Work to do —
Find each line with the word "Feeder" and copy it.

━━━ Information supplied

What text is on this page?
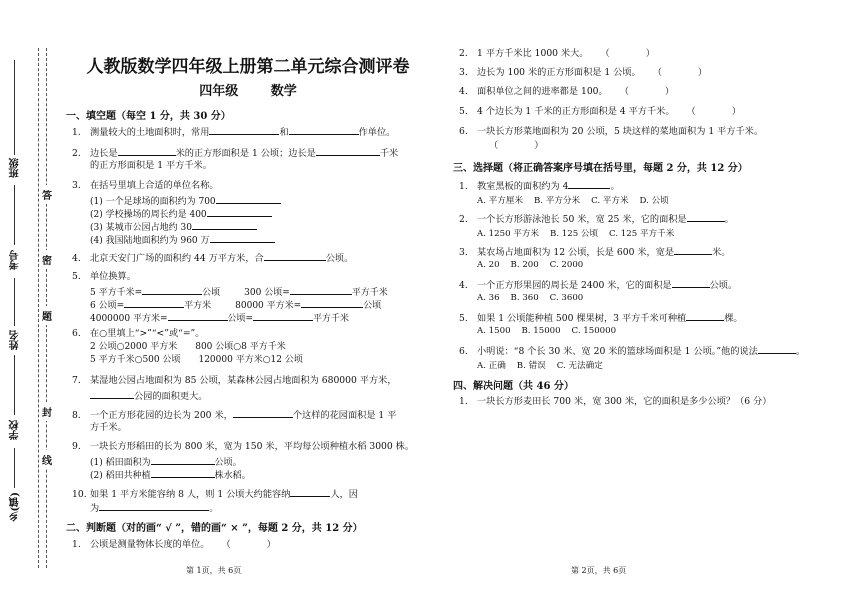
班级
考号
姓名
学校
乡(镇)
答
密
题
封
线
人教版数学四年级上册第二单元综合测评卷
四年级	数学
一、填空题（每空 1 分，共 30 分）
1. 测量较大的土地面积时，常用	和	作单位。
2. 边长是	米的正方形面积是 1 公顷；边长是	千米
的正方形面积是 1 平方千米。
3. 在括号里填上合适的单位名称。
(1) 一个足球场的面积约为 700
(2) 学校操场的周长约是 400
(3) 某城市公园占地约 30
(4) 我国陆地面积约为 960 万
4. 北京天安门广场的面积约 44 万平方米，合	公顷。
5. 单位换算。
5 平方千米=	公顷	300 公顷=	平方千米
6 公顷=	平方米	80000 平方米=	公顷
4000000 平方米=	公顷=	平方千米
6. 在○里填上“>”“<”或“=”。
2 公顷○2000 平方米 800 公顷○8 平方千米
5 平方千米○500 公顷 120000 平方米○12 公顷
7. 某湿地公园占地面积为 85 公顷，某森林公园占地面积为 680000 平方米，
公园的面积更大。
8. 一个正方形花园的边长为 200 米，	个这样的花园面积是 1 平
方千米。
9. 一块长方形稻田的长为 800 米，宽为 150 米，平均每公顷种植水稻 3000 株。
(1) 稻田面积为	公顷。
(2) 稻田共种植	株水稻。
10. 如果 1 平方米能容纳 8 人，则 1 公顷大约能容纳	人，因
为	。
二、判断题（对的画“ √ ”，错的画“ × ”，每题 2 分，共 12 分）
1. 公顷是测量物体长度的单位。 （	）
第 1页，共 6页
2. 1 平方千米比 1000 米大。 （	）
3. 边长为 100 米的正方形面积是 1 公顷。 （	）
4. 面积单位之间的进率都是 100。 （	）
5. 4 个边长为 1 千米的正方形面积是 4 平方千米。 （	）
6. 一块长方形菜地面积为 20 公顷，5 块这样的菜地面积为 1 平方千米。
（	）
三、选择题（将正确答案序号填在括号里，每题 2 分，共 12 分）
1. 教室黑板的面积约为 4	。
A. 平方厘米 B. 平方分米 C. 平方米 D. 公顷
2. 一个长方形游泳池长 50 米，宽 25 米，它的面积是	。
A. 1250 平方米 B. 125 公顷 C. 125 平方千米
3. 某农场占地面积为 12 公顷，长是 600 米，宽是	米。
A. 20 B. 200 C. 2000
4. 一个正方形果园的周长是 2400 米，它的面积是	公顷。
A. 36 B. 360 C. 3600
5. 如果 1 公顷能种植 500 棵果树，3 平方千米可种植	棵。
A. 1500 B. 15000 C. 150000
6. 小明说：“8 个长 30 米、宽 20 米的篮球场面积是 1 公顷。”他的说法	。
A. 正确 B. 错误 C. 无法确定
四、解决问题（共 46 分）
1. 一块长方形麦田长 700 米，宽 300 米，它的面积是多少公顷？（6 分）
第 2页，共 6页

━━━━━━
━━━ Information supplied

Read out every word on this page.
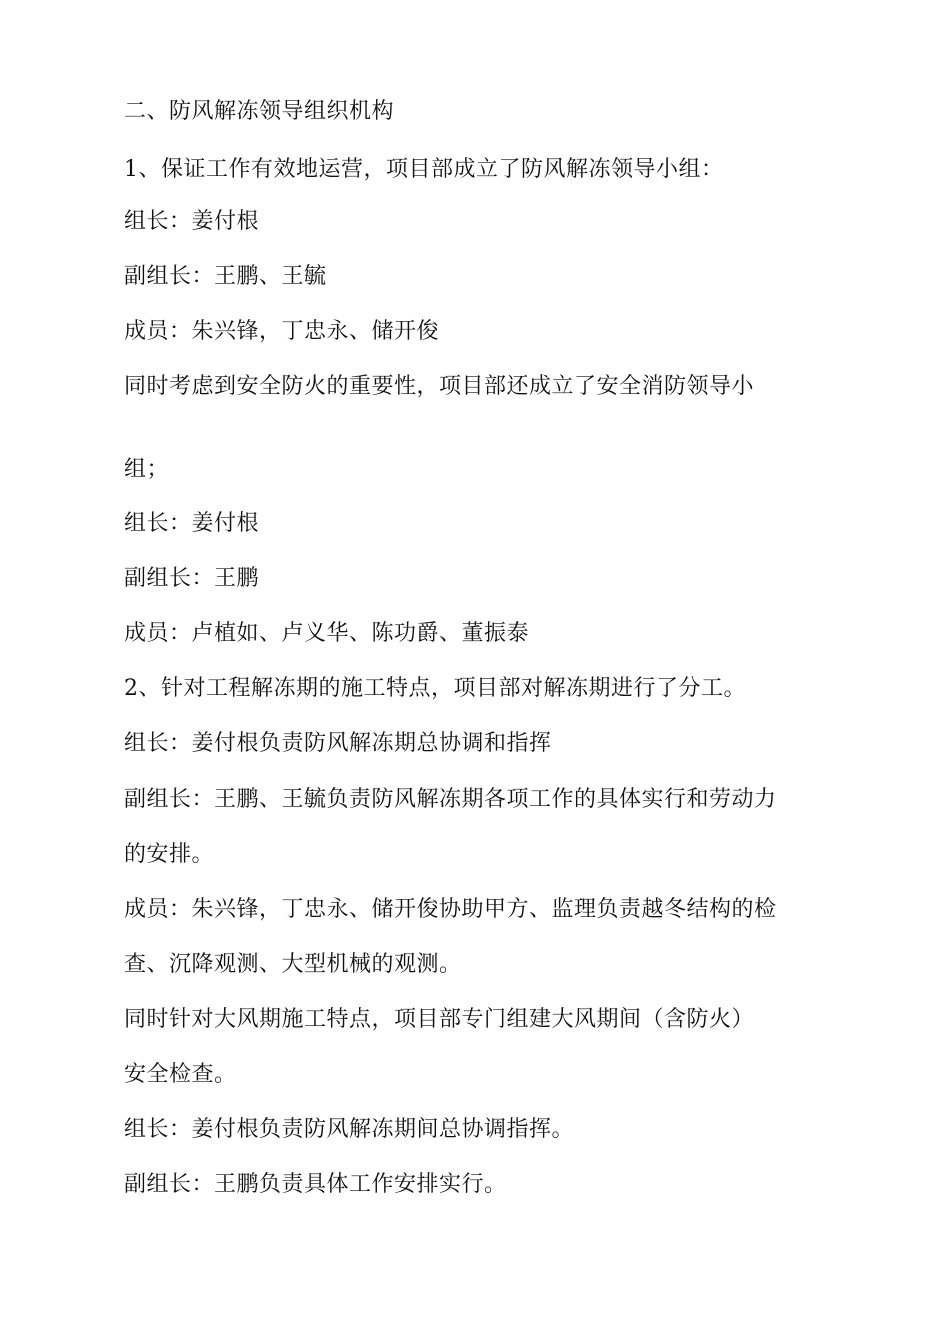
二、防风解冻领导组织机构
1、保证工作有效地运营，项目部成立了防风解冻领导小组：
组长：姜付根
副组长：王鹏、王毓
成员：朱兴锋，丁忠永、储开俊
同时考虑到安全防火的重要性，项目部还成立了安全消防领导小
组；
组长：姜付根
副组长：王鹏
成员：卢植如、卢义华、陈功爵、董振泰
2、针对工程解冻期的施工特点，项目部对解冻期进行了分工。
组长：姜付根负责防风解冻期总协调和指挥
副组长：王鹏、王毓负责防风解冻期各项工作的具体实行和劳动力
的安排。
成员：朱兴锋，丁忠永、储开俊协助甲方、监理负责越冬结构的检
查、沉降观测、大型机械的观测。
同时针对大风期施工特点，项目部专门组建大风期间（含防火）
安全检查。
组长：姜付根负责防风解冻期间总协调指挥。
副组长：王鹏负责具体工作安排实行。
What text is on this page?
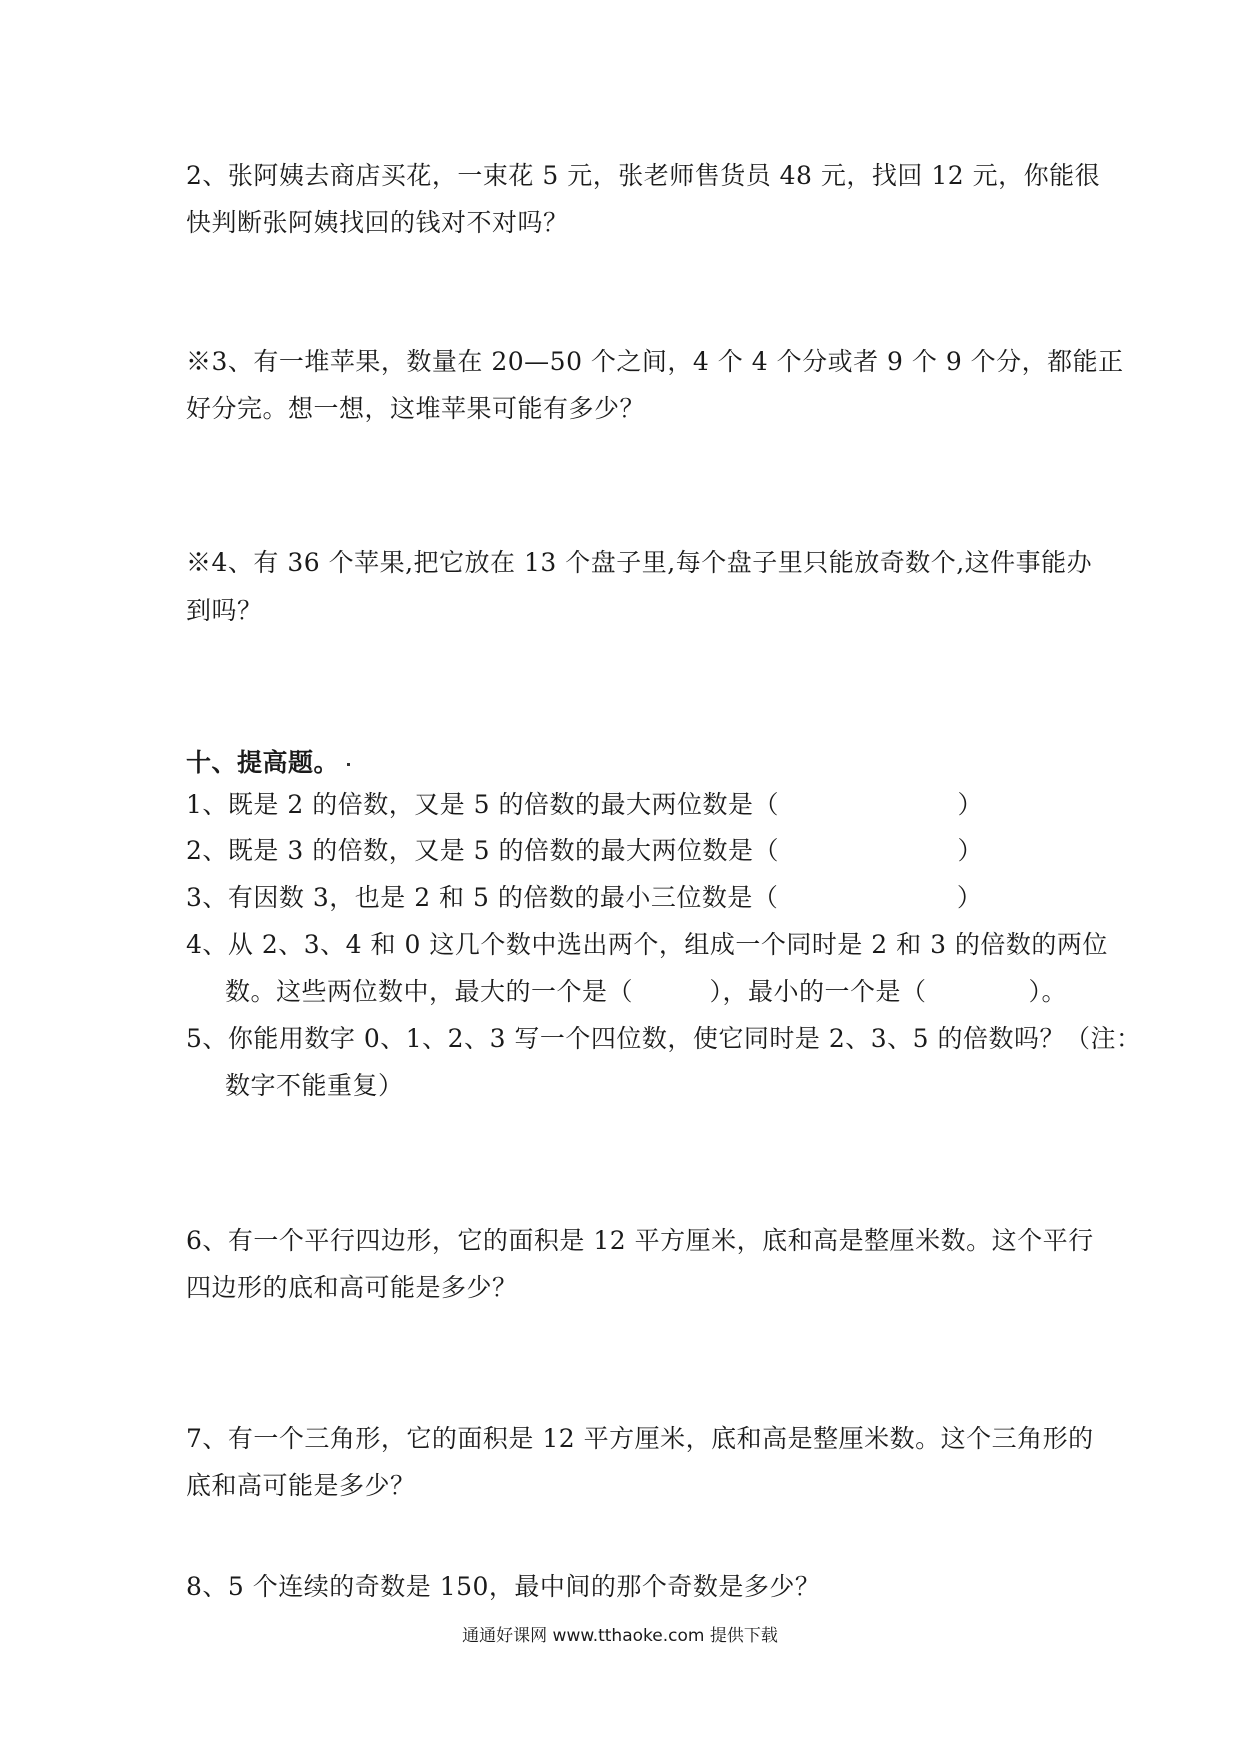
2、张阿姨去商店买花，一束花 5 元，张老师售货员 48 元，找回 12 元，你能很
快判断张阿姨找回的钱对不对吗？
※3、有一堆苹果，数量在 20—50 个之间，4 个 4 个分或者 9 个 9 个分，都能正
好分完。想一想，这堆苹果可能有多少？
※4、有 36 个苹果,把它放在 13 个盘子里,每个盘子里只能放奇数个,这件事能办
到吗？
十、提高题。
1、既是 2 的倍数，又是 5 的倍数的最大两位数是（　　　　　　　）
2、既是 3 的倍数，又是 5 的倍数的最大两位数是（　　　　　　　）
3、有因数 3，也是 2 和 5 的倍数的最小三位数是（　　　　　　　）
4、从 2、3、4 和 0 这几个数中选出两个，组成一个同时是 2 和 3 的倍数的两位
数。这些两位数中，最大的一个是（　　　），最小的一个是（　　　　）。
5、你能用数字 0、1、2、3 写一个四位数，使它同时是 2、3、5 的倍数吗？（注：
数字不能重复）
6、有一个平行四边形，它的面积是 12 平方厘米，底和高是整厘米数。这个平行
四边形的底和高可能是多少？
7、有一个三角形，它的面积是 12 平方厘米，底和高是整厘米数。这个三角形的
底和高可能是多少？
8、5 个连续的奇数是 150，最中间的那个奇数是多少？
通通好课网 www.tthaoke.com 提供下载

━━━━━━
━━━ Information supplied

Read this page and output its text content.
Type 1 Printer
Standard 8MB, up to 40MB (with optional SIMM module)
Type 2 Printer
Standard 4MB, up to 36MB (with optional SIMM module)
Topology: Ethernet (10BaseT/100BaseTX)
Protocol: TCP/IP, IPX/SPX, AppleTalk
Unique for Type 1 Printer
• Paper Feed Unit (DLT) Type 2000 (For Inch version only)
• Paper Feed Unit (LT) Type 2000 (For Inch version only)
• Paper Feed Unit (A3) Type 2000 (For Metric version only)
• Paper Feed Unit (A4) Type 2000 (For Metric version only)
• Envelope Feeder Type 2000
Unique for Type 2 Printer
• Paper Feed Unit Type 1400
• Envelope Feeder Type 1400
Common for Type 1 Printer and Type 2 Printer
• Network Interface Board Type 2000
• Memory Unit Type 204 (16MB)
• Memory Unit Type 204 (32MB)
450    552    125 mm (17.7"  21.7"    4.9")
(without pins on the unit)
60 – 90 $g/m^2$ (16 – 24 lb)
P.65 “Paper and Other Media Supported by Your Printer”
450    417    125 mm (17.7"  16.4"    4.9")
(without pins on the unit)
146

━━━━━━

Written response —
• Envelope Feeder Type 2000
• Envelope Feeder Type 1400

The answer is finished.